GIVEN PROBLEM:
Could you copy every line from the material below in which "value" appears?

━━━ RAW RECORDS

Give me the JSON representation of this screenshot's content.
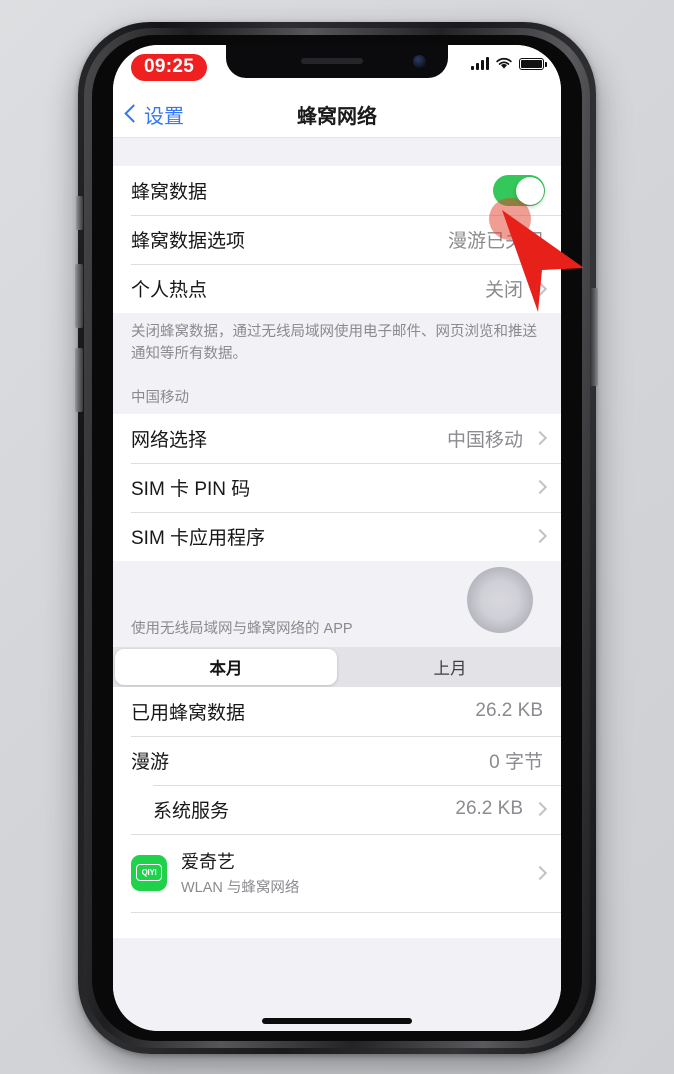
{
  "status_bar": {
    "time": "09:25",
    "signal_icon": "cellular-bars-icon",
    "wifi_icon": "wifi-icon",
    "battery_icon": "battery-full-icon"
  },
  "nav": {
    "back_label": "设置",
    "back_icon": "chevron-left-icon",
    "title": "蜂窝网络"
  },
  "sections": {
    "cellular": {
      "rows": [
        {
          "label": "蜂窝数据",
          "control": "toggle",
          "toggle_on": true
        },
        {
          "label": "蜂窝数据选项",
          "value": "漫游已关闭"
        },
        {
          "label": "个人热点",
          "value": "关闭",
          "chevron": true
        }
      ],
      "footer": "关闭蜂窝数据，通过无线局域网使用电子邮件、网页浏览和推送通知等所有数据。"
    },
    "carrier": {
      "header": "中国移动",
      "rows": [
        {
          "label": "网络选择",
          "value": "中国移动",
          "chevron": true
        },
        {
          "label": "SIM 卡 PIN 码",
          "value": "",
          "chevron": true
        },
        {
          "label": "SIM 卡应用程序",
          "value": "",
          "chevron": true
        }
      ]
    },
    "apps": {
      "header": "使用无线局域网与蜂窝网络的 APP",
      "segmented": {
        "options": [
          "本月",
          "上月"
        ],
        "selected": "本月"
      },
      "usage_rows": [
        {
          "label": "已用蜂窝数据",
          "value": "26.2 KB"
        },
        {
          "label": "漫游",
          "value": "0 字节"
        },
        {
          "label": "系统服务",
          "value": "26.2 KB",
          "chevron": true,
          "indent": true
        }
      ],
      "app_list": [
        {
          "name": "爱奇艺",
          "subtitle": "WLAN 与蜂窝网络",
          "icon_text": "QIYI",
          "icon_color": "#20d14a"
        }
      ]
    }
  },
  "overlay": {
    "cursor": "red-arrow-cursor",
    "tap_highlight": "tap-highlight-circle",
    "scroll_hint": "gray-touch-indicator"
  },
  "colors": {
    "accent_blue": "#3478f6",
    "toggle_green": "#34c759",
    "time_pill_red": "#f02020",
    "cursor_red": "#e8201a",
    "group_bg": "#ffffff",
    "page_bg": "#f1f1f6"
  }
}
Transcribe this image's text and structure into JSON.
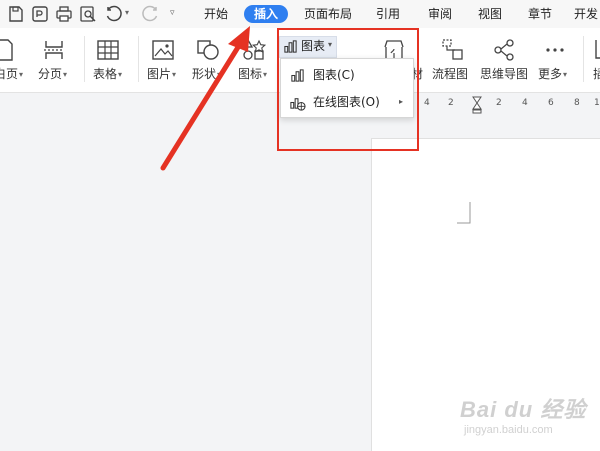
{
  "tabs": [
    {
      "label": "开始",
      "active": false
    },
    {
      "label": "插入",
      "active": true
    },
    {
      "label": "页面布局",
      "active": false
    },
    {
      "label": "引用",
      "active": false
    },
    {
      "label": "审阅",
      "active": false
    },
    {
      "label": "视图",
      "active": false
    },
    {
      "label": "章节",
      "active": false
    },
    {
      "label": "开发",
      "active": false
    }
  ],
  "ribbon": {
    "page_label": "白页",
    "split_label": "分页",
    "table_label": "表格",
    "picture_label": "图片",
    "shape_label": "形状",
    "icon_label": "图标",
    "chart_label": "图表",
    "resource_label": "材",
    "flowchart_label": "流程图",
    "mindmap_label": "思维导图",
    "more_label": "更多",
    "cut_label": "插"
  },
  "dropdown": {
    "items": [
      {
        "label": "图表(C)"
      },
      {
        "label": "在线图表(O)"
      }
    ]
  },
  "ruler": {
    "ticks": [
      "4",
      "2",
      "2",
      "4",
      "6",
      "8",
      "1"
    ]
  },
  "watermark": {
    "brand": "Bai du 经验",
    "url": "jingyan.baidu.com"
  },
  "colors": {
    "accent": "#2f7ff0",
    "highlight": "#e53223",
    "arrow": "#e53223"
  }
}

━━━━━━

RESULT OF THIS TASK:
          "value": "漫游已关闭"
          "value": "关闭",
          "value": "中国移动",
          "value": "",
          "value": "",
          "value": "26.2 KB"
          "value": "0 字节"
          "value": "26.2 KB",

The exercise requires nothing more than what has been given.